Problem details: Filter this material down to the lines that hold "What", copying each one.

[START]

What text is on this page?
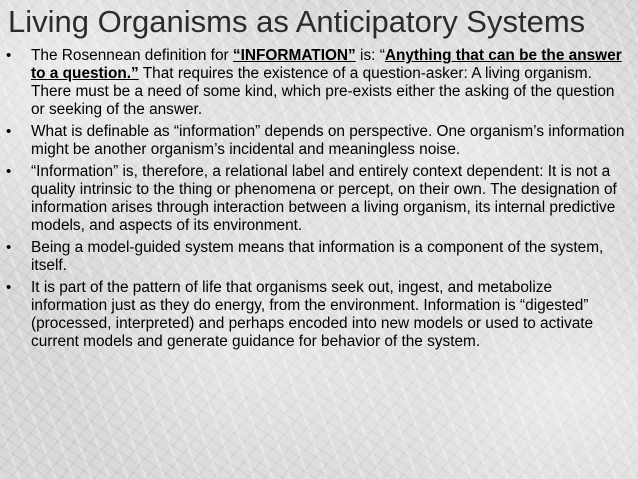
Living Organisms as Anticipatory Systems
• The Rosennean definition for “INFORMATION” is: “Anything that can be the answer to a question.” That requires the existence of a question-asker: A living organism. There must be a need of some kind, which pre-exists either the asking of the question or seeking of the answer.
• What is definable as “information” depends on perspective. One organism’s information might be another organism’s incidental and meaningless noise.
• “Information” is, therefore, a relational label and entirely context dependent: It is not a quality intrinsic to the thing or phenomena or percept, on their own. The designation of information arises through interaction between a living organism, its internal predictive models, and aspects of its environment.
• Being a model-guided system means that information is a component of the system, itself.
• It is part of the pattern of life that organisms seek out, ingest, and metabolize information just as they do energy, from the environment. Information is “digested” (processed, interpreted) and perhaps encoded into new models or used to activate current models and generate guidance for behavior of the system.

[END]

Answer below:
What text is on this page?
• What is definable as “information” depends on perspective. One organism’s information might be another organism’s incidental and meaningless noise.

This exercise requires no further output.